(Collected data entries)
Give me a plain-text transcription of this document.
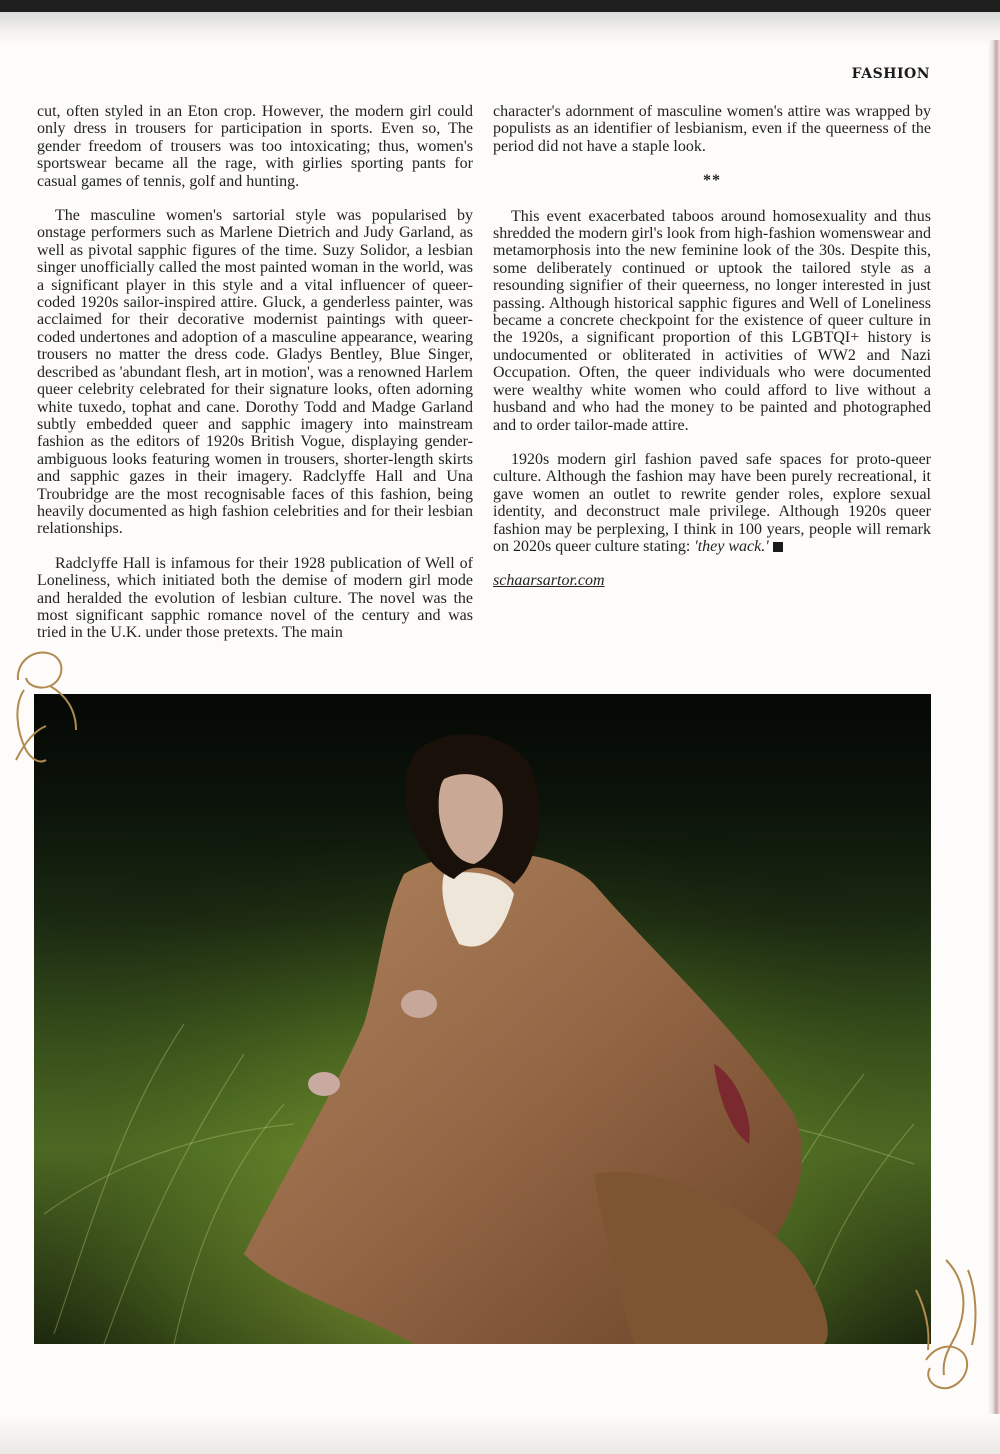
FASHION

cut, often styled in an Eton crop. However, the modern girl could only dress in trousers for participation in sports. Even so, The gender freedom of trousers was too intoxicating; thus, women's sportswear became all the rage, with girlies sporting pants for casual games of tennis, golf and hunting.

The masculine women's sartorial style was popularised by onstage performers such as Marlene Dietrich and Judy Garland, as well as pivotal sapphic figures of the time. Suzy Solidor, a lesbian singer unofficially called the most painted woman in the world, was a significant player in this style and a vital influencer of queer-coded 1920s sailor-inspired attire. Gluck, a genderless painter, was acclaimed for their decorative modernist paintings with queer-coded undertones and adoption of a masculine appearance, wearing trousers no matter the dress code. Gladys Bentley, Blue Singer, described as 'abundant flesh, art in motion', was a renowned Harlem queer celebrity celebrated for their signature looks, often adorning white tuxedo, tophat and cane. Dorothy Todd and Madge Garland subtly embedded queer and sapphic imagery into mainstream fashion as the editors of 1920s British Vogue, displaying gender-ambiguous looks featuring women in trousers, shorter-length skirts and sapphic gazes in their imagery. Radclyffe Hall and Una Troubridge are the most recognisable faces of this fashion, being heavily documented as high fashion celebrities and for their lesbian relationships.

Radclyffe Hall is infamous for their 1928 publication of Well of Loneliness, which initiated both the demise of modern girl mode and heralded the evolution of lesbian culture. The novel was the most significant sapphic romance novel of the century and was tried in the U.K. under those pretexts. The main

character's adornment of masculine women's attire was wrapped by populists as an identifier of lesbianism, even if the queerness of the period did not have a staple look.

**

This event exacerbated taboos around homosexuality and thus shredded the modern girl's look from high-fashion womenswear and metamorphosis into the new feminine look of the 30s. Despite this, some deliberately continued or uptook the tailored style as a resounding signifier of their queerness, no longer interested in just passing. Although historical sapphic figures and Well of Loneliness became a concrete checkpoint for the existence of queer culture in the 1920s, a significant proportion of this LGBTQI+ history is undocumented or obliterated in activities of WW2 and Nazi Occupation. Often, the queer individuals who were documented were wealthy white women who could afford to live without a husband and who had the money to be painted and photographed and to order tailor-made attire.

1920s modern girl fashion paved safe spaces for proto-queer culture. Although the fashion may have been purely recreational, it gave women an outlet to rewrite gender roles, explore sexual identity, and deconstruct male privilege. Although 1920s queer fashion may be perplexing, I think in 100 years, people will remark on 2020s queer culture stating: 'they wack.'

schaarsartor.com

## WHAT IS NEEDED
List all lines from the entries that include the word "have".

## SOLUTION FOR THIS EXERCISE
character's adornment of masculine women's attire was wrapped by populists as an identifier of lesbianism, even if the queerness of the period did not have a staple look.
1920s modern girl fashion paved safe spaces for proto-queer culture. Although the fashion may have been purely recreational, it gave women an outlet to rewrite gender roles, explore sexual identity, and deconstruct male privilege. Although 1920s queer fashion may be perplexing, I think in 100 years, people will remark on 2020s queer culture stating: 'they wack.'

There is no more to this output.